TASK INPUT ->
——————————
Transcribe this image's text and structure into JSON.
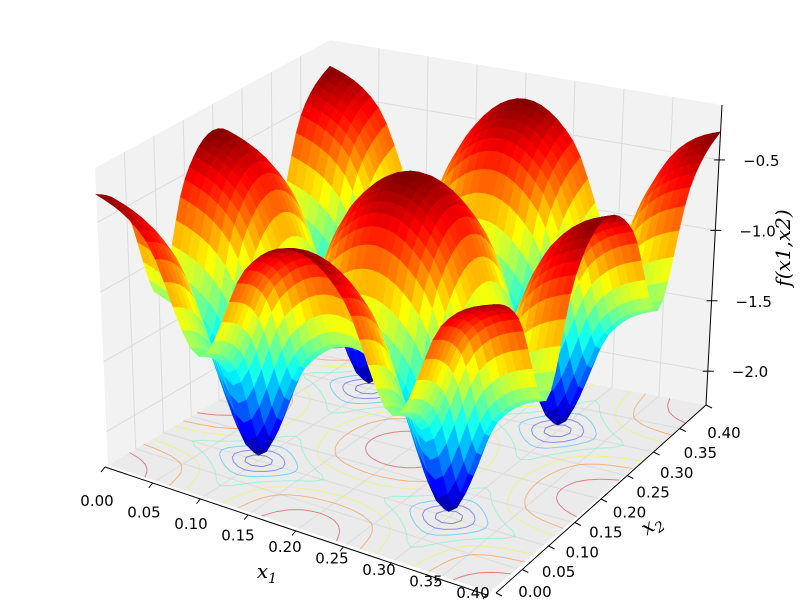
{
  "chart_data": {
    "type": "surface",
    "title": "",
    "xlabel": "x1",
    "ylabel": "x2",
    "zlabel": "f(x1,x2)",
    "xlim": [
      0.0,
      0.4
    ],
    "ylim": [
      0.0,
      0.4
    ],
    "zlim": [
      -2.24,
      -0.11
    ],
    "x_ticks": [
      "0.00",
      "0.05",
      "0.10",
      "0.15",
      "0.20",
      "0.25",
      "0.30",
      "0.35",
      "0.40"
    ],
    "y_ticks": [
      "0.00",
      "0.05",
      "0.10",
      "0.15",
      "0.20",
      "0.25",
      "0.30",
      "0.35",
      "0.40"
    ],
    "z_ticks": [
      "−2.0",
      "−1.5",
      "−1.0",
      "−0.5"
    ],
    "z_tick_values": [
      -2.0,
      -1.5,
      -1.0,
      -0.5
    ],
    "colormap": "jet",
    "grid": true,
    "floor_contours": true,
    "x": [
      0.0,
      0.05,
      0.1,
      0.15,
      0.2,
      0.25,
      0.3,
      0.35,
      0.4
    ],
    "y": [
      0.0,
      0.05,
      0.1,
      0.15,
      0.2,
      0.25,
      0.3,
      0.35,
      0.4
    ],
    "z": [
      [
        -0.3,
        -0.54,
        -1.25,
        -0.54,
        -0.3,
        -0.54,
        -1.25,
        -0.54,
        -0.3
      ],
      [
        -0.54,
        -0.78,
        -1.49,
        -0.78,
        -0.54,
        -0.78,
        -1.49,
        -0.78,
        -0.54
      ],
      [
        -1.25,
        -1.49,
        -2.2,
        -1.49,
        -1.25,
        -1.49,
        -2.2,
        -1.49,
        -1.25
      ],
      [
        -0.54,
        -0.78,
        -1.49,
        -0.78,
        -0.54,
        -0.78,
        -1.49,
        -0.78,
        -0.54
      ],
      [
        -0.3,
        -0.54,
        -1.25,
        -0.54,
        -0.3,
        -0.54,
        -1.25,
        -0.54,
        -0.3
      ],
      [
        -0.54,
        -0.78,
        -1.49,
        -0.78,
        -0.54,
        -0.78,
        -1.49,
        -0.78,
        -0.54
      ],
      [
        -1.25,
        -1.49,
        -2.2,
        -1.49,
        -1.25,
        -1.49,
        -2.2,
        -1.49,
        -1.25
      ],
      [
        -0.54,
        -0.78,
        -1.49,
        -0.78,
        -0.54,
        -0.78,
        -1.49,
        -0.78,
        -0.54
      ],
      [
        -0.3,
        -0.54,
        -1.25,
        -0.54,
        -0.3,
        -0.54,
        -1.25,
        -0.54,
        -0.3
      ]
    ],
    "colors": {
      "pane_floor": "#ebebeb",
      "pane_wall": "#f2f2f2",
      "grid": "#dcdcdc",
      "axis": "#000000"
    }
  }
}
——————————
WHAT YOU HAVE TO DO -> Set down the complete material exactly, but do not include the images.

REPLY TO THE TASK ->
Transcribe this image's text and structure into JSON.
{
  "chart_data": {
    "type": "surface",
    "title": "",
    "xlabel": "x1",
    "ylabel": "x2",
    "zlabel": "f(x1,x2)",
    "xlim": [
      0.0,
      0.4
    ],
    "ylim": [
      0.0,
      0.4
    ],
    "zlim": [
      -2.24,
      -0.11
    ],
    "x_ticks": [
      "0.00",
      "0.05",
      "0.10",
      "0.15",
      "0.20",
      "0.25",
      "0.30",
      "0.35",
      "0.40"
    ],
    "y_ticks": [
      "0.00",
      "0.05",
      "0.10",
      "0.15",
      "0.20",
      "0.25",
      "0.30",
      "0.35",
      "0.40"
    ],
    "z_ticks": [
      "−2.0",
      "−1.5",
      "−1.0",
      "−0.5"
    ],
    "z_tick_values": [
      -2.0,
      -1.5,
      -1.0,
      -0.5
    ],
    "colormap": "jet",
    "grid": true,
    "floor_contours": true,
    "x": [
      0.0,
      0.05,
      0.1,
      0.15,
      0.2,
      0.25,
      0.3,
      0.35,
      0.4
    ],
    "y": [
      0.0,
      0.05,
      0.1,
      0.15,
      0.2,
      0.25,
      0.3,
      0.35,
      0.4
    ],
    "z": [
      [
        -0.3,
        -0.54,
        -1.25,
        -0.54,
        -0.3,
        -0.54,
        -1.25,
        -0.54,
        -0.3
      ],
      [
        -0.54,
        -0.78,
        -1.49,
        -0.78,
        -0.54,
        -0.78,
        -1.49,
        -0.78,
        -0.54
      ],
      [
        -1.25,
        -1.49,
        -2.2,
        -1.49,
        -1.25,
        -1.49,
        -2.2,
        -1.49,
        -1.25
      ],
      [
        -0.54,
        -0.78,
        -1.49,
        -0.78,
        -0.54,
        -0.78,
        -1.49,
        -0.78,
        -0.54
      ],
      [
        -0.3,
        -0.54,
        -1.25,
        -0.54,
        -0.3,
        -0.54,
        -1.25,
        -0.54,
        -0.3
      ],
      [
        -0.54,
        -0.78,
        -1.49,
        -0.78,
        -0.54,
        -0.78,
        -1.49,
        -0.78,
        -0.54
      ],
      [
        -1.25,
        -1.49,
        -2.2,
        -1.49,
        -1.25,
        -1.49,
        -2.2,
        -1.49,
        -1.25
      ],
      [
        -0.54,
        -0.78,
        -1.49,
        -0.78,
        -0.54,
        -0.78,
        -1.49,
        -0.78,
        -0.54
      ],
      [
        -0.3,
        -0.54,
        -1.25,
        -0.54,
        -0.3,
        -0.54,
        -1.25,
        -0.54,
        -0.3
      ]
    ],
    "colors": {
      "pane_floor": "#ebebeb",
      "pane_wall": "#f2f2f2",
      "grid": "#dcdcdc",
      "axis": "#000000"
    }
  }
}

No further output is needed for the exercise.